=== WRITTEN REQUEST ===
From the entries provided below, copy each line that contains the word "将余款退给甲方".

* start MATERIAL SHOWN *

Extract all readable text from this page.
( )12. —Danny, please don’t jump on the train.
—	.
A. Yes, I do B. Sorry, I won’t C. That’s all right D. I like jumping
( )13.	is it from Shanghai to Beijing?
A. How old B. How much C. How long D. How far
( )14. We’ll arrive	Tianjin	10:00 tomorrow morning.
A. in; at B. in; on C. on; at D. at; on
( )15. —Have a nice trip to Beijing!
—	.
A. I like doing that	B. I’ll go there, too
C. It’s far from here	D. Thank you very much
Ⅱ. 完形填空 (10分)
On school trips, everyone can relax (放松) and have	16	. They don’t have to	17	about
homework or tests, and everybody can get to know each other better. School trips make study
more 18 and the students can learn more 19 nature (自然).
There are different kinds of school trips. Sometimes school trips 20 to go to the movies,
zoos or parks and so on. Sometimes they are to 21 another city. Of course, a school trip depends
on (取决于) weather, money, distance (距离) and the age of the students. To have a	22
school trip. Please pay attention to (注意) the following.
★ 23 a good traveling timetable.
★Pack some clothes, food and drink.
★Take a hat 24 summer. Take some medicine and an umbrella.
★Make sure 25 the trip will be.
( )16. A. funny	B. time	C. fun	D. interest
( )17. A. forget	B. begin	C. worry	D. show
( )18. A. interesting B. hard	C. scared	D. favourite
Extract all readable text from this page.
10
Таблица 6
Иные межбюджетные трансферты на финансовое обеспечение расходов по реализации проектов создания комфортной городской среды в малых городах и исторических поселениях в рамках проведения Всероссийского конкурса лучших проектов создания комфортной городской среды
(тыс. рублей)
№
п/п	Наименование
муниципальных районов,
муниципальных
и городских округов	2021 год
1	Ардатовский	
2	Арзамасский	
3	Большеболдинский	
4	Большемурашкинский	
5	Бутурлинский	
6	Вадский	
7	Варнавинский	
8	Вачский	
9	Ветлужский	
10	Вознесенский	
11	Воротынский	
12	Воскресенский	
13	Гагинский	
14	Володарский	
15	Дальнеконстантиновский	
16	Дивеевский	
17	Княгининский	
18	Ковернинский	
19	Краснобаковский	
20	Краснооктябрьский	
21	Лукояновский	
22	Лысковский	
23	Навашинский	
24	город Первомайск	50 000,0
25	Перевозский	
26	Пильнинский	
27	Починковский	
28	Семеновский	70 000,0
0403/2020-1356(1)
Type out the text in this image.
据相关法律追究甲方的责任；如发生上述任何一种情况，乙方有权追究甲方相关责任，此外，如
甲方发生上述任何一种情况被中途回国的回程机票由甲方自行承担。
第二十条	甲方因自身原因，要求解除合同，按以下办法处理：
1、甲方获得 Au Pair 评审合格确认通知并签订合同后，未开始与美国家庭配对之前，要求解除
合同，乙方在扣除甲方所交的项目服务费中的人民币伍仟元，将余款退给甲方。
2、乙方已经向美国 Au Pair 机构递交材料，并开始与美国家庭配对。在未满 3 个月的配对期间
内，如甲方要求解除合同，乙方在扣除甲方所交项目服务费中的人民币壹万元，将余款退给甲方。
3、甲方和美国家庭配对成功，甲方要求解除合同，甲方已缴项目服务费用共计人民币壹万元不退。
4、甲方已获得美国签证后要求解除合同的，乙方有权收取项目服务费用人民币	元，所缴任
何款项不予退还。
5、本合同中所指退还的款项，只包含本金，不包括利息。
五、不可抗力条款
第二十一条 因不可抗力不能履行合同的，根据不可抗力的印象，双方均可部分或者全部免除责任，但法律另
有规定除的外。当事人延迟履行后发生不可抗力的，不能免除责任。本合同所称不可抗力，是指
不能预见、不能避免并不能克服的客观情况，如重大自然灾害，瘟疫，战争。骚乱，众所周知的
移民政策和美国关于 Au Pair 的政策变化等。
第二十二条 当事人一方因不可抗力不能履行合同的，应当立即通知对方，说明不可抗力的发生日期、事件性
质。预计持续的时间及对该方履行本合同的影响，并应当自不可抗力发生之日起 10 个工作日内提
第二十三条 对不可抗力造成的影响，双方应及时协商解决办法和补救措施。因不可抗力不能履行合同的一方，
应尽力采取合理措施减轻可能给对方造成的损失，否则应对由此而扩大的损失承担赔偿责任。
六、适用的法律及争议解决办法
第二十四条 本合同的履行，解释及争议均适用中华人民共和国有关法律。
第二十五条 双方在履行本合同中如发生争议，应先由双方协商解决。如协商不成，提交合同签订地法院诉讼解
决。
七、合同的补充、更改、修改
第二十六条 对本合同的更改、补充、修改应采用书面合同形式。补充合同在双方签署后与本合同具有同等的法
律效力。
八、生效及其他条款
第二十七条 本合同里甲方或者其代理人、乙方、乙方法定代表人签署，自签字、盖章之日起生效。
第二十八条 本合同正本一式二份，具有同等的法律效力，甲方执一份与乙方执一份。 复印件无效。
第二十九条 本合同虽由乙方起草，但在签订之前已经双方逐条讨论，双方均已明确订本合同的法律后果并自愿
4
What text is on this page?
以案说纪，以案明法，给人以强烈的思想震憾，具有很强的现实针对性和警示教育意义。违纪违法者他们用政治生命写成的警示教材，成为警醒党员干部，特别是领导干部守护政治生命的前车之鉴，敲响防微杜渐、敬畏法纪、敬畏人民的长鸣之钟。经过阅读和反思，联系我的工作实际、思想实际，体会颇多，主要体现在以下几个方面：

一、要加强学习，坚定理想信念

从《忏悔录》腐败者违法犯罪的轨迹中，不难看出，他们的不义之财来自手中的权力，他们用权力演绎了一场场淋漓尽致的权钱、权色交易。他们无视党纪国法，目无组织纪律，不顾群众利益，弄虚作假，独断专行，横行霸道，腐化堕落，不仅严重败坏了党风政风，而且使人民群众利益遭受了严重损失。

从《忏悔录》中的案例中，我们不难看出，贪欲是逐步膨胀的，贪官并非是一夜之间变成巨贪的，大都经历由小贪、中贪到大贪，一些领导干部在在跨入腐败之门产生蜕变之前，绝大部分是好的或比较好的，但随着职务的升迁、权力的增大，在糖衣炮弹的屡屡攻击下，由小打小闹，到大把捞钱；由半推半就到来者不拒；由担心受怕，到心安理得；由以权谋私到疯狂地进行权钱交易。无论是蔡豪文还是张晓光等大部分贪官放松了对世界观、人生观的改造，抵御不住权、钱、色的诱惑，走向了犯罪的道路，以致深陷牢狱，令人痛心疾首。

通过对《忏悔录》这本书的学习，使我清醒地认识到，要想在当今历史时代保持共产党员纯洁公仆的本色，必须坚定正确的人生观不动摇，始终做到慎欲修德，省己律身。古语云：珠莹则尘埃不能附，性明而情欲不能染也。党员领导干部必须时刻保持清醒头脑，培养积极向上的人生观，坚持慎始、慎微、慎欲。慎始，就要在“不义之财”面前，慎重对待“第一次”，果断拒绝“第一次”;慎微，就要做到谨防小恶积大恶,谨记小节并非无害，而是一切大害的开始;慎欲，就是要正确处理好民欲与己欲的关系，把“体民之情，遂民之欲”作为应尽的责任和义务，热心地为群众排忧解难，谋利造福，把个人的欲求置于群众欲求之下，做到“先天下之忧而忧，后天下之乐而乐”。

* end MATERIAL SHOWN *

=== ANSWER TO THIS PROBLEM ===
合同，乙方在扣除甲方所交的项目服务费中的人民币伍仟元，将余款退给甲方。
内，如甲方要求解除合同，乙方在扣除甲方所交项目服务费中的人民币壹万元，将余款退给甲方。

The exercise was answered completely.